━━━ Source data ━━━

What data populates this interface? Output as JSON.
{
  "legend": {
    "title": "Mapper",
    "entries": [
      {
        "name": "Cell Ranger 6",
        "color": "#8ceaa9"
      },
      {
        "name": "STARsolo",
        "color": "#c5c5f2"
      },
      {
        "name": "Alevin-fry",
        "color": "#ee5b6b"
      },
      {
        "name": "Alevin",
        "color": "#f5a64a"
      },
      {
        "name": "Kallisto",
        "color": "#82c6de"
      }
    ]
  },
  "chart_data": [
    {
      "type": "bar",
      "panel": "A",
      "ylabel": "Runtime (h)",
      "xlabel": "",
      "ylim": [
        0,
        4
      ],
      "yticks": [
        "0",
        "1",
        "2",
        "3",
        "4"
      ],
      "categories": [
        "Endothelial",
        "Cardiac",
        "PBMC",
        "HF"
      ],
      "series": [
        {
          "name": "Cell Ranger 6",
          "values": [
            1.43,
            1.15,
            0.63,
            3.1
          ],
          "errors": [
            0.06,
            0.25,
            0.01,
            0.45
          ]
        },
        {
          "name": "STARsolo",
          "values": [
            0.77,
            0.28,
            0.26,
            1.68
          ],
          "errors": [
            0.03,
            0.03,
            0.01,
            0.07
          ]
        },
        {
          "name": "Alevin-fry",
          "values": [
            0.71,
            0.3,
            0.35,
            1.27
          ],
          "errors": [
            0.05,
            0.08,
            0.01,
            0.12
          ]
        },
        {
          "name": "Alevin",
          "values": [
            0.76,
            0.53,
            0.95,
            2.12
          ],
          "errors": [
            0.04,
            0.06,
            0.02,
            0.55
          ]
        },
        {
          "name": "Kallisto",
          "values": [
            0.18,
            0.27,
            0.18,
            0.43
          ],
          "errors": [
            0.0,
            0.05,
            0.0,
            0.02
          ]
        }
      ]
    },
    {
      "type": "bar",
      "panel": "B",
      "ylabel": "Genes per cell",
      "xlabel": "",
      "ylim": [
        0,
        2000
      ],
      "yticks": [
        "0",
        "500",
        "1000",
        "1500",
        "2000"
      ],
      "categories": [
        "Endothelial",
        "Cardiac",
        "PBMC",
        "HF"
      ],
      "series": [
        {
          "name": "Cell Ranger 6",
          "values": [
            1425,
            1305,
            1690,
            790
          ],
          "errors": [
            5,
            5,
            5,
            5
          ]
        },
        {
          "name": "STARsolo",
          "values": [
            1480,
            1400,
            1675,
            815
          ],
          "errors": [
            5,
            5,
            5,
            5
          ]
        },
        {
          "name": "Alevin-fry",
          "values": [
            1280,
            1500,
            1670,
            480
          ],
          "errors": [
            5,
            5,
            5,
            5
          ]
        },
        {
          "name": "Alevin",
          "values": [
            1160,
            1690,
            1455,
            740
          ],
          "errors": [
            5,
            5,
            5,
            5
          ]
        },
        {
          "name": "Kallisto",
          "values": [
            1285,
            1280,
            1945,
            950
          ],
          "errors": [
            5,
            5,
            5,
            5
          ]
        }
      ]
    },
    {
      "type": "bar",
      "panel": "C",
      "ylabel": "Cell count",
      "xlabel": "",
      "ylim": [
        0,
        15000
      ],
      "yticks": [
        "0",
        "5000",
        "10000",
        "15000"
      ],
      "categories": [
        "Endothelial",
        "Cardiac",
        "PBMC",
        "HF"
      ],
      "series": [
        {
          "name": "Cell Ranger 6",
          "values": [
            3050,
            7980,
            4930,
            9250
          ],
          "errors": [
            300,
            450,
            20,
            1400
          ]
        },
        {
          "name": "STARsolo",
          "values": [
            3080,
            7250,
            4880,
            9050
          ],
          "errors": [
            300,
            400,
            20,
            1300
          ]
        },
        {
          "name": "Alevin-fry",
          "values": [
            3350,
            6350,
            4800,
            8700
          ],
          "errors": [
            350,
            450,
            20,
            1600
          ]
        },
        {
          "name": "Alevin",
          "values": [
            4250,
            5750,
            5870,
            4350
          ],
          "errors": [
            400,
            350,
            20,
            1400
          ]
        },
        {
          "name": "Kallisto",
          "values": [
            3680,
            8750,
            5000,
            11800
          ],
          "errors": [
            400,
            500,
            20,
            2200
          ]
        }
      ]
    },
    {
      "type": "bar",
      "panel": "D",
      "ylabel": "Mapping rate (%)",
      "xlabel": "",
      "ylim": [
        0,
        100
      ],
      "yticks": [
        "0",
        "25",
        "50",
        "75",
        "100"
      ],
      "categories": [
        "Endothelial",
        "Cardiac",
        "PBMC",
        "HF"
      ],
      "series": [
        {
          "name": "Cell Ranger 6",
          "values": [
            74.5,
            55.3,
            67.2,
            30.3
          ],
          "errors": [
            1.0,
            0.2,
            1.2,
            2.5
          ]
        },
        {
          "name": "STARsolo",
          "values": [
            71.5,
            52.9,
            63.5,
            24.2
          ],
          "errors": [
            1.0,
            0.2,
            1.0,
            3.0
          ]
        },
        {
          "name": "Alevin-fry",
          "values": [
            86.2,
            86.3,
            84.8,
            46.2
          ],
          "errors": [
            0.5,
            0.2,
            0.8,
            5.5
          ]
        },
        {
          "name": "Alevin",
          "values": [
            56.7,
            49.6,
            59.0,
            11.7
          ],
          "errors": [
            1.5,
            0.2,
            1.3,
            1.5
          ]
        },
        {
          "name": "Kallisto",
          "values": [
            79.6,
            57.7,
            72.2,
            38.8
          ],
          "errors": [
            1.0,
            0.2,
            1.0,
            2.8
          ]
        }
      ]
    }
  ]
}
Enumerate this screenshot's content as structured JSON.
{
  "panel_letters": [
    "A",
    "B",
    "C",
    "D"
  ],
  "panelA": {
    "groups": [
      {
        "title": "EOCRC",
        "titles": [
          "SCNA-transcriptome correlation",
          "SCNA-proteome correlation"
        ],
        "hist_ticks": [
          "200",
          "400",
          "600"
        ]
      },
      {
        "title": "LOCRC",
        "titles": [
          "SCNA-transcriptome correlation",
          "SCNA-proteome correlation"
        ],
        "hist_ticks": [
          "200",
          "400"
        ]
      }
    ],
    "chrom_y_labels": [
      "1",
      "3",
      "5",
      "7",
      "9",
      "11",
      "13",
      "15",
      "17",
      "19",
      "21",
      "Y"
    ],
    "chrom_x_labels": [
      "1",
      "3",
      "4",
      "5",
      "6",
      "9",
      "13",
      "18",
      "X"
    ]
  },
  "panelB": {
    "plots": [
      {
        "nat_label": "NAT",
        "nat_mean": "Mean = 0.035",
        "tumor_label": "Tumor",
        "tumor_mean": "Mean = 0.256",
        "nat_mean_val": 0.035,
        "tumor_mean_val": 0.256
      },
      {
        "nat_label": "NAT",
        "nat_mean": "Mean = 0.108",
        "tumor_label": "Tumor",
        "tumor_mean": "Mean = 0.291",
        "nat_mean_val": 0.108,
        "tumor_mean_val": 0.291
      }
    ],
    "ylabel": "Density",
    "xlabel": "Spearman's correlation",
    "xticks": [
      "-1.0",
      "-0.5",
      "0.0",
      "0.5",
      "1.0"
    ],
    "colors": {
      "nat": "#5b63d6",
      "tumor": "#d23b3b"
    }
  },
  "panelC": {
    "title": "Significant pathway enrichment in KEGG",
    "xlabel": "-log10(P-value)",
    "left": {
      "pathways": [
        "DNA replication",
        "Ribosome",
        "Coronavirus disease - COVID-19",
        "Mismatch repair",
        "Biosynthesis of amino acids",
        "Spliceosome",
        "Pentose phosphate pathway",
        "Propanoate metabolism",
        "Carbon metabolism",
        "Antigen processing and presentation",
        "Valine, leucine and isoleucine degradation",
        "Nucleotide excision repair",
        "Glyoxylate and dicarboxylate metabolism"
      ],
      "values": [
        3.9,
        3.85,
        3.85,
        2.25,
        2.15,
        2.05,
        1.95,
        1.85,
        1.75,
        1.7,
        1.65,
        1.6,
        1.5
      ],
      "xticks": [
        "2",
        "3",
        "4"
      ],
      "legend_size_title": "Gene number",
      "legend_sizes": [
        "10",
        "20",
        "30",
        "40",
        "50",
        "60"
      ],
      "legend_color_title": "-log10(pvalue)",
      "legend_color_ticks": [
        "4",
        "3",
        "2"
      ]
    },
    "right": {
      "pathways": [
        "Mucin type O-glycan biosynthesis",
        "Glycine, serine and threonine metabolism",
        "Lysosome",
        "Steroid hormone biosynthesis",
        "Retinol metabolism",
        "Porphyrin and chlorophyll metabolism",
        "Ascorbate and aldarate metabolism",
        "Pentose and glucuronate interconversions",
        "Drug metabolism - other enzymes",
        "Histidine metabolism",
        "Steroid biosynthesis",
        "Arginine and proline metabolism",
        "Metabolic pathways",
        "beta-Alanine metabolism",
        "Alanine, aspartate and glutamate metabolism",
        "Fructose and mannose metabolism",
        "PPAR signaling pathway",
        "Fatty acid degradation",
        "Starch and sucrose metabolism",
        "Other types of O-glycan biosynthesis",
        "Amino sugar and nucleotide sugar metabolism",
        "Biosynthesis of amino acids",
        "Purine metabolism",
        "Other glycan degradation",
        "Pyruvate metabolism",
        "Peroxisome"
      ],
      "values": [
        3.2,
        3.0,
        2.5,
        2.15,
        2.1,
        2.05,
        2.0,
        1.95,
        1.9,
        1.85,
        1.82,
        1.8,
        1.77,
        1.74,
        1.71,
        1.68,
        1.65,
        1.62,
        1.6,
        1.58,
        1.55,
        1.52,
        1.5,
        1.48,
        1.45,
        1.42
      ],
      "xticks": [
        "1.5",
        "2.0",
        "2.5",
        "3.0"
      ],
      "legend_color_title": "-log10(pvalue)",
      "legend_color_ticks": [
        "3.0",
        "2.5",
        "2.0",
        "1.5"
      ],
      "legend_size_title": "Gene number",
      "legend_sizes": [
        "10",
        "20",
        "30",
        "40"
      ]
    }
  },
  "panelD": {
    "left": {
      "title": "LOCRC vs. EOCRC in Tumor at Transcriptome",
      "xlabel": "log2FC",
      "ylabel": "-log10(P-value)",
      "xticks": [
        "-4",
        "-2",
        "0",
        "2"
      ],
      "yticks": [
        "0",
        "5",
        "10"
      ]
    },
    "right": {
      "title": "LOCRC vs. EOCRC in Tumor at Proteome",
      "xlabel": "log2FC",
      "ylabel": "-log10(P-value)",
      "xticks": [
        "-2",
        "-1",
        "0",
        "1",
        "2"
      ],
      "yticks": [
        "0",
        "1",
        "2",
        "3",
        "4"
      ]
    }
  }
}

━━━

## Task requirements
Filter the records above down to the lines containing "ylabel".

## Solution to the problem
      "ylabel": "Runtime (h)",
      "ylabel": "Genes per cell",
      "ylabel": "Cell count",
      "ylabel": "Mapping rate (%)",
    "ylabel": "Density",
      "ylabel": "-log10(P-value)",
      "ylabel": "-log10(P-value)",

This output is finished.